◆ **What you will do**: Your copy of the material must match it exactly, except that pictures are dropped.

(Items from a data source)
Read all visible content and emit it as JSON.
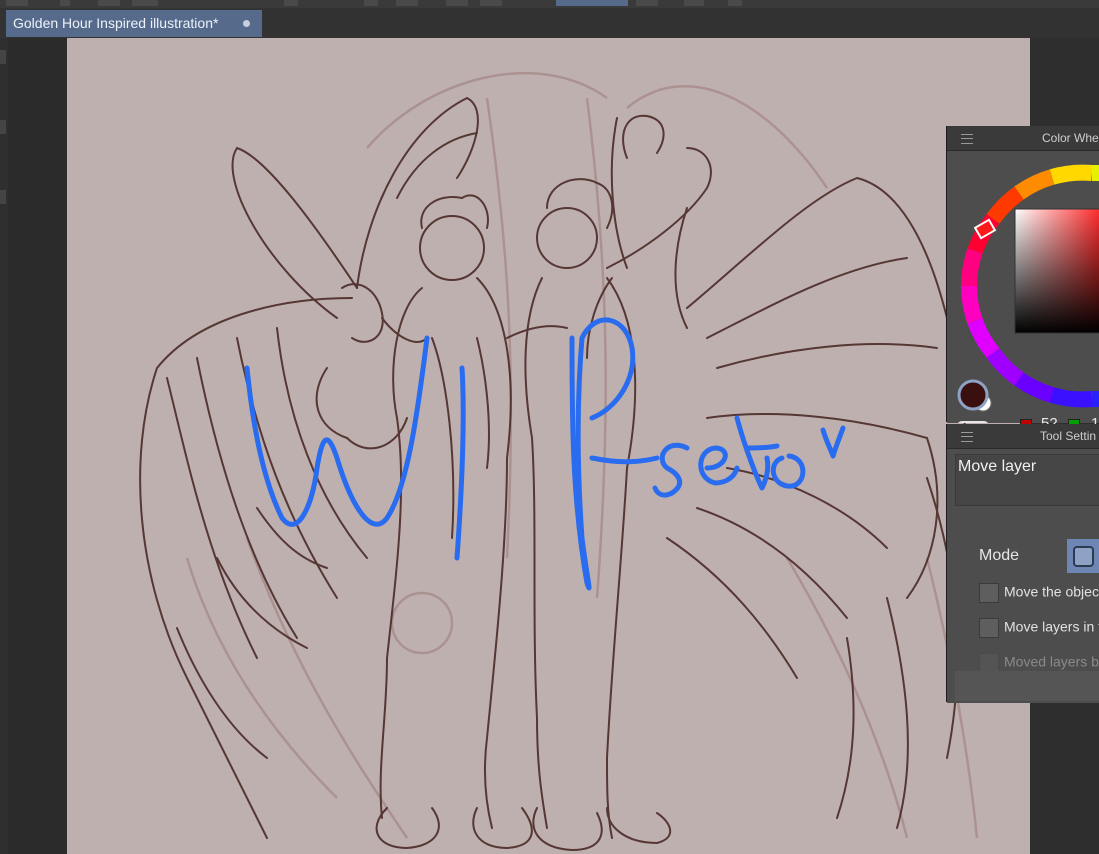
{
  "document_tab": {
    "title": "Golden Hour Inspired illustration*"
  },
  "color_wheel_panel": {
    "title": "Color Whe",
    "value_red": "52",
    "value_green": "1"
  },
  "tool_settings_panel": {
    "title": "Tool Settin",
    "tool_name": "Move layer",
    "mode_label": "Mode",
    "options": [
      "Move the object",
      "Move layers in th",
      "Moved layers be"
    ]
  },
  "colors": {
    "accent": "#566a8c",
    "canvas": "#bfb0b0",
    "sketch_line": "#4a2a26",
    "wip_stroke": "#2a6cf0",
    "main_color": "#3a0f10"
  },
  "canvas_overlay_text": "WIP-seto"
}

◆ **Response to this exercise**:
Read all visible content and emit it as JSON.
{
  "document_tab": {
    "title": "Golden Hour Inspired illustration*"
  },
  "color_wheel_panel": {
    "title": "Color Whe",
    "value_red": "52",
    "value_green": "1"
  },
  "tool_settings_panel": {
    "title": "Tool Settin",
    "tool_name": "Move layer",
    "mode_label": "Mode",
    "options": [
      "Move the object",
      "Move layers in th",
      "Moved layers be"
    ]
  },
  "colors": {
    "accent": "#566a8c",
    "canvas": "#bfb0b0",
    "sketch_line": "#4a2a26",
    "wip_stroke": "#2a6cf0",
    "main_color": "#3a0f10"
  },
  "canvas_overlay_text": "WIP-seto"
}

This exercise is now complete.